-- BEGIN DATA RECORDS --
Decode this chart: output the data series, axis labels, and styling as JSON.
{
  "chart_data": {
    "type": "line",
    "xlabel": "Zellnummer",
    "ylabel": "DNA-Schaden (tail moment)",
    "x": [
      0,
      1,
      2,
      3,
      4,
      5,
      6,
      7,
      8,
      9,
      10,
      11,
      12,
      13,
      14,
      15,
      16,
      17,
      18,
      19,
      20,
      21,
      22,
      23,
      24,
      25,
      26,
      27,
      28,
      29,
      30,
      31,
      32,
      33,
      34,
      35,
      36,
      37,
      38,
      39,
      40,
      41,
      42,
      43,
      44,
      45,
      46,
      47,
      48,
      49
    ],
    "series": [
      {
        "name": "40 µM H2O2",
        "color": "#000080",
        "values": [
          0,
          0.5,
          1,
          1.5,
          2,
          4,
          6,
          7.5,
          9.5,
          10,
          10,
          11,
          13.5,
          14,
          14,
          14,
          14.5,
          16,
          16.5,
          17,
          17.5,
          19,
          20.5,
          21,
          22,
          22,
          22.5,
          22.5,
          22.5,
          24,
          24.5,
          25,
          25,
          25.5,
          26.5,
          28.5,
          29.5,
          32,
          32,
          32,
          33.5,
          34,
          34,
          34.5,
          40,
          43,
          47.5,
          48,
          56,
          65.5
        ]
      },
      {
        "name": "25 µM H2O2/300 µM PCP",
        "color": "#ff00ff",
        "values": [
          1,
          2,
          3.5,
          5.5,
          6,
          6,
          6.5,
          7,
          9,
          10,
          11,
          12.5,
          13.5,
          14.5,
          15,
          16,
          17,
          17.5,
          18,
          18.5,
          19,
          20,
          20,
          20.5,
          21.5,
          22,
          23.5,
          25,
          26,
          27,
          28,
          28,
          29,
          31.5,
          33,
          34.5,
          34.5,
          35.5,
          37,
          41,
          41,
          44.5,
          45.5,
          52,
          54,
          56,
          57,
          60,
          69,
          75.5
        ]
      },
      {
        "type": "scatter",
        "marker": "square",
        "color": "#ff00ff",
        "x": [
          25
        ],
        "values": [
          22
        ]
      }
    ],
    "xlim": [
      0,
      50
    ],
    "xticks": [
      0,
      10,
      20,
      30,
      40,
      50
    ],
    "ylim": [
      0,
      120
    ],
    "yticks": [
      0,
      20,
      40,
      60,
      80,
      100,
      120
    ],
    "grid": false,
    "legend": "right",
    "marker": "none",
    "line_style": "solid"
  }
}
-- END DATA RECORDS --
● AIM
All of the entries above must be quoted exactly.

● COMPLETE OUTPUT
Decode this chart: output the data series, axis labels, and styling as JSON.
{
  "chart_data": {
    "type": "line",
    "xlabel": "Zellnummer",
    "ylabel": "DNA-Schaden (tail moment)",
    "x": [
      0,
      1,
      2,
      3,
      4,
      5,
      6,
      7,
      8,
      9,
      10,
      11,
      12,
      13,
      14,
      15,
      16,
      17,
      18,
      19,
      20,
      21,
      22,
      23,
      24,
      25,
      26,
      27,
      28,
      29,
      30,
      31,
      32,
      33,
      34,
      35,
      36,
      37,
      38,
      39,
      40,
      41,
      42,
      43,
      44,
      45,
      46,
      47,
      48,
      49
    ],
    "series": [
      {
        "name": "40 µM H2O2",
        "color": "#000080",
        "values": [
          0,
          0.5,
          1,
          1.5,
          2,
          4,
          6,
          7.5,
          9.5,
          10,
          10,
          11,
          13.5,
          14,
          14,
          14,
          14.5,
          16,
          16.5,
          17,
          17.5,
          19,
          20.5,
          21,
          22,
          22,
          22.5,
          22.5,
          22.5,
          24,
          24.5,
          25,
          25,
          25.5,
          26.5,
          28.5,
          29.5,
          32,
          32,
          32,
          33.5,
          34,
          34,
          34.5,
          40,
          43,
          47.5,
          48,
          56,
          65.5
        ]
      },
      {
        "name": "25 µM H2O2/300 µM PCP",
        "color": "#ff00ff",
        "values": [
          1,
          2,
          3.5,
          5.5,
          6,
          6,
          6.5,
          7,
          9,
          10,
          11,
          12.5,
          13.5,
          14.5,
          15,
          16,
          17,
          17.5,
          18,
          18.5,
          19,
          20,
          20,
          20.5,
          21.5,
          22,
          23.5,
          25,
          26,
          27,
          28,
          28,
          29,
          31.5,
          33,
          34.5,
          34.5,
          35.5,
          37,
          41,
          41,
          44.5,
          45.5,
          52,
          54,
          56,
          57,
          60,
          69,
          75.5
        ]
      },
      {
        "type": "scatter",
        "marker": "square",
        "color": "#ff00ff",
        "x": [
          25
        ],
        "values": [
          22
        ]
      }
    ],
    "xlim": [
      0,
      50
    ],
    "xticks": [
      0,
      10,
      20,
      30,
      40,
      50
    ],
    "ylim": [
      0,
      120
    ],
    "yticks": [
      0,
      20,
      40,
      60,
      80,
      100,
      120
    ],
    "grid": false,
    "legend": "right",
    "marker": "none",
    "line_style": "solid"
  }
}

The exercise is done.